[BEGIN]

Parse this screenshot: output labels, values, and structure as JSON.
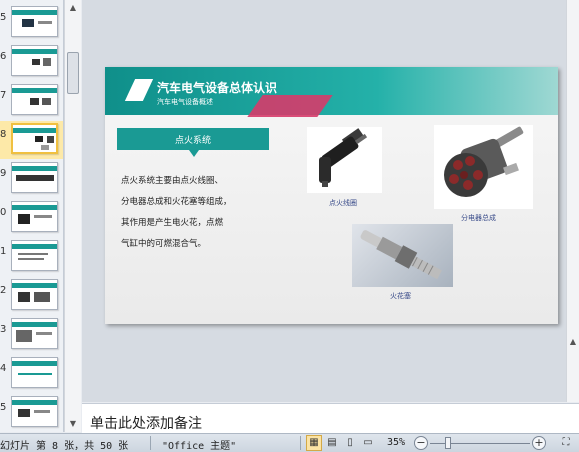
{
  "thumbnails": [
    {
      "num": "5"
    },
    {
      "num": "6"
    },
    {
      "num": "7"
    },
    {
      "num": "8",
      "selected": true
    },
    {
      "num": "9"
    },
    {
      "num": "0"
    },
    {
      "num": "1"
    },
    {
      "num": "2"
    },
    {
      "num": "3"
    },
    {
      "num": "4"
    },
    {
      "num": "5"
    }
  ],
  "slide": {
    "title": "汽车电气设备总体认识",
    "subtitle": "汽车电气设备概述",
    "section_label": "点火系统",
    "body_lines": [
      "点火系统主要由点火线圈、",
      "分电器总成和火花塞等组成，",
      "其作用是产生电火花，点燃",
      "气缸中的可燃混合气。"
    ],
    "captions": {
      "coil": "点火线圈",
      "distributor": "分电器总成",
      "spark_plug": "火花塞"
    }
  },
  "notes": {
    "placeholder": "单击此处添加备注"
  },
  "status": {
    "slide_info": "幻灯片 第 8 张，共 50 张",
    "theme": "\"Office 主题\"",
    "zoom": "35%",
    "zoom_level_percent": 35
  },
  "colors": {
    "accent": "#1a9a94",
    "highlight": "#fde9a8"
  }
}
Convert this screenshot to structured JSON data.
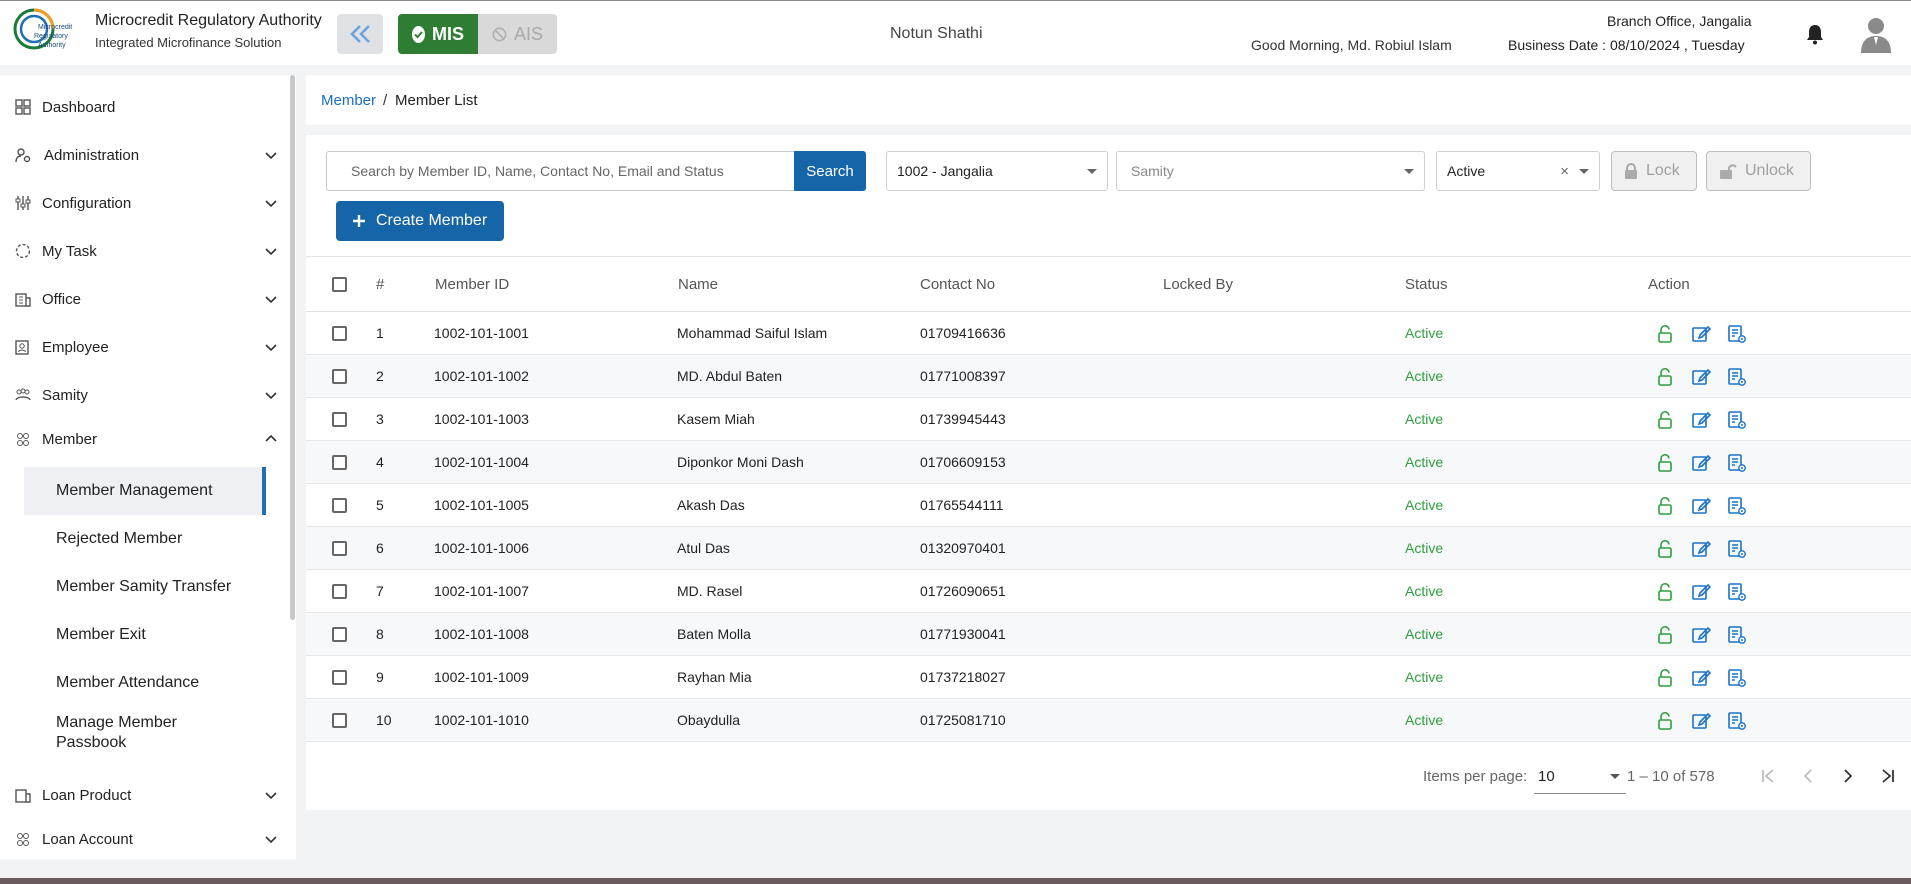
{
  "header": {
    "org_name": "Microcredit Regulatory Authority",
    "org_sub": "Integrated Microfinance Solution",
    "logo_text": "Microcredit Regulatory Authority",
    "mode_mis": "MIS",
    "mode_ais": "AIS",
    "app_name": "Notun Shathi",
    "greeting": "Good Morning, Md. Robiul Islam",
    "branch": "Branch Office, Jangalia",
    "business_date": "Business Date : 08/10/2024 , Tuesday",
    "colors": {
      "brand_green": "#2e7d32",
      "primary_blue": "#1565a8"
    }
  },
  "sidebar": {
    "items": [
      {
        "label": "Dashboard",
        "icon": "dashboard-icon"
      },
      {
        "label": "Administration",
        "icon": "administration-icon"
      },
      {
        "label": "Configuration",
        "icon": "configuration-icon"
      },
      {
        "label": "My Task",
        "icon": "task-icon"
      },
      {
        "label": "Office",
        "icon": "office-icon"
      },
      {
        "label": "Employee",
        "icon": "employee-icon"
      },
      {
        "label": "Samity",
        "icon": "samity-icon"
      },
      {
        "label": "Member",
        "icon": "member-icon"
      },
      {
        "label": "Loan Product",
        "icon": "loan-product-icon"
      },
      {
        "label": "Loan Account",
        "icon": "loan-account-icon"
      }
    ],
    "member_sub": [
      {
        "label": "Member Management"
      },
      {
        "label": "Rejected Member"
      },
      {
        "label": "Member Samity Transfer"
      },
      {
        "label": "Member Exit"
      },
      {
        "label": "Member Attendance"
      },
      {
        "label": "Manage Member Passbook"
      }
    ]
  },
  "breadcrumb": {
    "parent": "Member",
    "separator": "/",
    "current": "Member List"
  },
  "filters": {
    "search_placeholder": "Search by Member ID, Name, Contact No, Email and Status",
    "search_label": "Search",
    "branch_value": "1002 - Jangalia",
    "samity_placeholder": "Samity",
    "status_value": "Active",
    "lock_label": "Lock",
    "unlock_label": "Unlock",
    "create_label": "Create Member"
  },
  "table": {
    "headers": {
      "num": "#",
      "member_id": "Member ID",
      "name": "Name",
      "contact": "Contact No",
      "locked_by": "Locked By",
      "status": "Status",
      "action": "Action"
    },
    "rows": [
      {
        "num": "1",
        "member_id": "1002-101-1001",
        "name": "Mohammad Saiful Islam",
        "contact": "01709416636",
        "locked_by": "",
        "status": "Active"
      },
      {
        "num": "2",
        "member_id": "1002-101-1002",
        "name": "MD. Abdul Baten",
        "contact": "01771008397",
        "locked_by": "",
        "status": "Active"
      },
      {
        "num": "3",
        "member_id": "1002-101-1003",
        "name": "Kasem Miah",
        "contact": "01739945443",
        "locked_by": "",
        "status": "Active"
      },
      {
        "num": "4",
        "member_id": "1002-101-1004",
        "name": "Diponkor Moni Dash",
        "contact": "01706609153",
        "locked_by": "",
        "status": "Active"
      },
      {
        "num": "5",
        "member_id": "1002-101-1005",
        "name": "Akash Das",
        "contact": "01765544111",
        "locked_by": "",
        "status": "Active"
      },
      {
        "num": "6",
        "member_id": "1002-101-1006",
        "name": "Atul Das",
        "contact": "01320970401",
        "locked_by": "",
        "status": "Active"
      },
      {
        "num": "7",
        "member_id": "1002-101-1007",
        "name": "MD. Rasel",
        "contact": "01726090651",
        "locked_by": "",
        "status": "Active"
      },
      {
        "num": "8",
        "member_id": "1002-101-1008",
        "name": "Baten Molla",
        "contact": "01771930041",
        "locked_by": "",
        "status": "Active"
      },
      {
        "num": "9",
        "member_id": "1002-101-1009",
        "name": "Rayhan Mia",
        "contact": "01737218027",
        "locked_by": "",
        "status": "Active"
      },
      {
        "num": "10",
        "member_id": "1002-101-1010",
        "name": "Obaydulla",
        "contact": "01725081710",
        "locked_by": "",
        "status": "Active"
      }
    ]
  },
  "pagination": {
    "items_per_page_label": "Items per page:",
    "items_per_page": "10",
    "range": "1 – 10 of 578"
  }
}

[END]

Reproduce each entry precisely. Leave the pictures out.

Parse this screenshot: output labels, values, and structure as JSON.
{
  "thumbnails": [
    {
      "num": "5"
    },
    {
      "num": "6"
    },
    {
      "num": "7"
    },
    {
      "num": "8",
      "selected": true
    },
    {
      "num": "9"
    },
    {
      "num": "0"
    },
    {
      "num": "1"
    },
    {
      "num": "2"
    },
    {
      "num": "3"
    },
    {
      "num": "4"
    },
    {
      "num": "5"
    }
  ],
  "slide": {
    "title": "汽车电气设备总体认识",
    "subtitle": "汽车电气设备概述",
    "section_label": "点火系统",
    "body_lines": [
      "点火系统主要由点火线圈、",
      "分电器总成和火花塞等组成，",
      "其作用是产生电火花，点燃",
      "气缸中的可燃混合气。"
    ],
    "captions": {
      "coil": "点火线圈",
      "distributor": "分电器总成",
      "spark_plug": "火花塞"
    }
  },
  "notes": {
    "placeholder": "单击此处添加备注"
  },
  "status": {
    "slide_info": "幻灯片 第 8 张，共 50 张",
    "theme": "\"Office 主题\"",
    "zoom": "35%",
    "zoom_level_percent": 35
  },
  "colors": {
    "accent": "#1a9a94",
    "highlight": "#fde9a8"
  }
}
Convert this screenshot to structured JSON data.
{
  "header": {
    "org_name": "Microcredit Regulatory Authority",
    "org_sub": "Integrated Microfinance Solution",
    "logo_text": "Microcredit Regulatory Authority",
    "mode_mis": "MIS",
    "mode_ais": "AIS",
    "app_name": "Notun Shathi",
    "greeting": "Good Morning, Md. Robiul Islam",
    "branch": "Branch Office, Jangalia",
    "business_date": "Business Date : 08/10/2024 , Tuesday",
    "colors": {
      "brand_green": "#2e7d32",
      "primary_blue": "#1565a8"
    }
  },
  "sidebar": {
    "items": [
      {
        "label": "Dashboard",
        "icon": "dashboard-icon"
      },
      {
        "label": "Administration",
        "icon": "administration-icon"
      },
      {
        "label": "Configuration",
        "icon": "configuration-icon"
      },
      {
        "label": "My Task",
        "icon": "task-icon"
      },
      {
        "label": "Office",
        "icon": "office-icon"
      },
      {
        "label": "Employee",
        "icon": "employee-icon"
      },
      {
        "label": "Samity",
        "icon": "samity-icon"
      },
      {
        "label": "Member",
        "icon": "member-icon"
      },
      {
        "label": "Loan Product",
        "icon": "loan-product-icon"
      },
      {
        "label": "Loan Account",
        "icon": "loan-account-icon"
      }
    ],
    "member_sub": [
      {
        "label": "Member Management"
      },
      {
        "label": "Rejected Member"
      },
      {
        "label": "Member Samity Transfer"
      },
      {
        "label": "Member Exit"
      },
      {
        "label": "Member Attendance"
      },
      {
        "label": "Manage Member Passbook"
      }
    ]
  },
  "breadcrumb": {
    "parent": "Member",
    "separator": "/",
    "current": "Member List"
  },
  "filters": {
    "search_placeholder": "Search by Member ID, Name, Contact No, Email and Status",
    "search_label": "Search",
    "branch_value": "1002 - Jangalia",
    "samity_placeholder": "Samity",
    "status_value": "Active",
    "lock_label": "Lock",
    "unlock_label": "Unlock",
    "create_label": "Create Member"
  },
  "table": {
    "headers": {
      "num": "#",
      "member_id": "Member ID",
      "name": "Name",
      "contact": "Contact No",
      "locked_by": "Locked By",
      "status": "Status",
      "action": "Action"
    },
    "rows": [
      {
        "num": "1",
        "member_id": "1002-101-1001",
        "name": "Mohammad Saiful Islam",
        "contact": "01709416636",
        "locked_by": "",
        "status": "Active"
      },
      {
        "num": "2",
        "member_id": "1002-101-1002",
        "name": "MD. Abdul Baten",
        "contact": "01771008397",
        "locked_by": "",
        "status": "Active"
      },
      {
        "num": "3",
        "member_id": "1002-101-1003",
        "name": "Kasem Miah",
        "contact": "01739945443",
        "locked_by": "",
        "status": "Active"
      },
      {
        "num": "4",
        "member_id": "1002-101-1004",
        "name": "Diponkor Moni Dash",
        "contact": "01706609153",
        "locked_by": "",
        "status": "Active"
      },
      {
        "num": "5",
        "member_id": "1002-101-1005",
        "name": "Akash Das",
        "contact": "01765544111",
        "locked_by": "",
        "status": "Active"
      },
      {
        "num": "6",
        "member_id": "1002-101-1006",
        "name": "Atul Das",
        "contact": "01320970401",
        "locked_by": "",
        "status": "Active"
      },
      {
        "num": "7",
        "member_id": "1002-101-1007",
        "name": "MD. Rasel",
        "contact": "01726090651",
        "locked_by": "",
        "status": "Active"
      },
      {
        "num": "8",
        "member_id": "1002-101-1008",
        "name": "Baten Molla",
        "contact": "01771930041",
        "locked_by": "",
        "status": "Active"
      },
      {
        "num": "9",
        "member_id": "1002-101-1009",
        "name": "Rayhan Mia",
        "contact": "01737218027",
        "locked_by": "",
        "status": "Active"
      },
      {
        "num": "10",
        "member_id": "1002-101-1010",
        "name": "Obaydulla",
        "contact": "01725081710",
        "locked_by": "",
        "status": "Active"
      }
    ]
  },
  "pagination": {
    "items_per_page_label": "Items per page:",
    "items_per_page": "10",
    "range": "1 – 10 of 578"
  }
}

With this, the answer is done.